Each record below should be repeated precisely as written.

___ Data shown ___

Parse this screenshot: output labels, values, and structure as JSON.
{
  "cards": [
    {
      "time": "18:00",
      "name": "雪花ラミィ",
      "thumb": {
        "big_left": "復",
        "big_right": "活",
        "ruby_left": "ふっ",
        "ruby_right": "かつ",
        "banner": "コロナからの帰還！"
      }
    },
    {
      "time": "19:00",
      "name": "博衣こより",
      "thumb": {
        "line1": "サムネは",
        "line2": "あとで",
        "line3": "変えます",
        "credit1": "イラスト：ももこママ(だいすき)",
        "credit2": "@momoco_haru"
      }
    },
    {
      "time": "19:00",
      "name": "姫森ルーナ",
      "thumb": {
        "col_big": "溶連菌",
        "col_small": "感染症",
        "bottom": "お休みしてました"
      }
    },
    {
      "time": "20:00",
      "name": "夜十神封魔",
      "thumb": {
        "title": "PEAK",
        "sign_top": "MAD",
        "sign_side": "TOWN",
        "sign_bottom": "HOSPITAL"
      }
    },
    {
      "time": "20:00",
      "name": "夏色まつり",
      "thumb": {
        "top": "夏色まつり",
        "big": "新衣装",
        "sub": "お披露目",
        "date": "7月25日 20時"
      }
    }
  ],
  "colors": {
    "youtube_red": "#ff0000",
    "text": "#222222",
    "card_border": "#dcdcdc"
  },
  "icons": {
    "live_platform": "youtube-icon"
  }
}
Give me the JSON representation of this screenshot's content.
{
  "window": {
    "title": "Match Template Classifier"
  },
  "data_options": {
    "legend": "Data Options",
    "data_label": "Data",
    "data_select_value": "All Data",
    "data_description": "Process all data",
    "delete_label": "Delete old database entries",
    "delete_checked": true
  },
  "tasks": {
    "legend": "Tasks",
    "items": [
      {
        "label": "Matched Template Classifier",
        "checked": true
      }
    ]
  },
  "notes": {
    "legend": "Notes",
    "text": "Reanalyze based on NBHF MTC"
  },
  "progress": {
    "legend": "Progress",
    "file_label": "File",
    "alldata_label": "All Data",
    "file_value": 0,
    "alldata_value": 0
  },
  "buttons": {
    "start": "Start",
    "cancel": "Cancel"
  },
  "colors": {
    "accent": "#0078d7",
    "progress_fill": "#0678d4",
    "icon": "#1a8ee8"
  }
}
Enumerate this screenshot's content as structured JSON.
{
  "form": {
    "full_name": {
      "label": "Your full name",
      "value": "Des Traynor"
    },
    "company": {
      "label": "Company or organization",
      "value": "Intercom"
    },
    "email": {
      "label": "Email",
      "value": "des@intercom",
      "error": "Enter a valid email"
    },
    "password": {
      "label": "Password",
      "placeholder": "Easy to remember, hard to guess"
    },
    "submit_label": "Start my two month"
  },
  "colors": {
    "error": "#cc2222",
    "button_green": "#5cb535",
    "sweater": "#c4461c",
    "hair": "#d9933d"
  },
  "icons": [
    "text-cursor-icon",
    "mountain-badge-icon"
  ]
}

___

> **Task output**
Parse this screenshot: output labels, values, and structure as JSON.
{
  "cards": [
    {
      "time": "18:00",
      "name": "雪花ラミィ",
      "thumb": {
        "big_left": "復",
        "big_right": "活",
        "ruby_left": "ふっ",
        "ruby_right": "かつ",
        "banner": "コロナからの帰還！"
      }
    },
    {
      "time": "19:00",
      "name": "博衣こより",
      "thumb": {
        "line1": "サムネは",
        "line2": "あとで",
        "line3": "変えます",
        "credit1": "イラスト：ももこママ(だいすき)",
        "credit2": "@momoco_haru"
      }
    },
    {
      "time": "19:00",
      "name": "姫森ルーナ",
      "thumb": {
        "col_big": "溶連菌",
        "col_small": "感染症",
        "bottom": "お休みしてました"
      }
    },
    {
      "time": "20:00",
      "name": "夜十神封魔",
      "thumb": {
        "title": "PEAK",
        "sign_top": "MAD",
        "sign_side": "TOWN",
        "sign_bottom": "HOSPITAL"
      }
    },
    {
      "time": "20:00",
      "name": "夏色まつり",
      "thumb": {
        "top": "夏色まつり",
        "big": "新衣装",
        "sub": "お披露目",
        "date": "7月25日 20時"
      }
    }
  ],
  "colors": {
    "youtube_red": "#ff0000",
    "text": "#222222",
    "card_border": "#dcdcdc"
  },
  "icons": {
    "live_platform": "youtube-icon"
  }
}
Give me the JSON representation of this screenshot's content.
{
  "window": {
    "title": "Match Template Classifier"
  },
  "data_options": {
    "legend": "Data Options",
    "data_label": "Data",
    "data_select_value": "All Data",
    "data_description": "Process all data",
    "delete_label": "Delete old database entries",
    "delete_checked": true
  },
  "tasks": {
    "legend": "Tasks",
    "items": [
      {
        "label": "Matched Template Classifier",
        "checked": true
      }
    ]
  },
  "notes": {
    "legend": "Notes",
    "text": "Reanalyze based on NBHF MTC"
  },
  "progress": {
    "legend": "Progress",
    "file_label": "File",
    "alldata_label": "All Data",
    "file_value": 0,
    "alldata_value": 0
  },
  "buttons": {
    "start": "Start",
    "cancel": "Cancel"
  },
  "colors": {
    "accent": "#0078d7",
    "progress_fill": "#0678d4",
    "icon": "#1a8ee8"
  }
}
Enumerate this screenshot's content as structured JSON.
{
  "form": {
    "full_name": {
      "label": "Your full name",
      "value": "Des Traynor"
    },
    "company": {
      "label": "Company or organization",
      "value": "Intercom"
    },
    "email": {
      "label": "Email",
      "value": "des@intercom",
      "error": "Enter a valid email"
    },
    "password": {
      "label": "Password",
      "placeholder": "Easy to remember, hard to guess"
    },
    "submit_label": "Start my two month"
  },
  "colors": {
    "error": "#cc2222",
    "button_green": "#5cb535",
    "sweater": "#c4461c",
    "hair": "#d9933d"
  },
  "icons": [
    "text-cursor-icon",
    "mountain-badge-icon"
  ]
}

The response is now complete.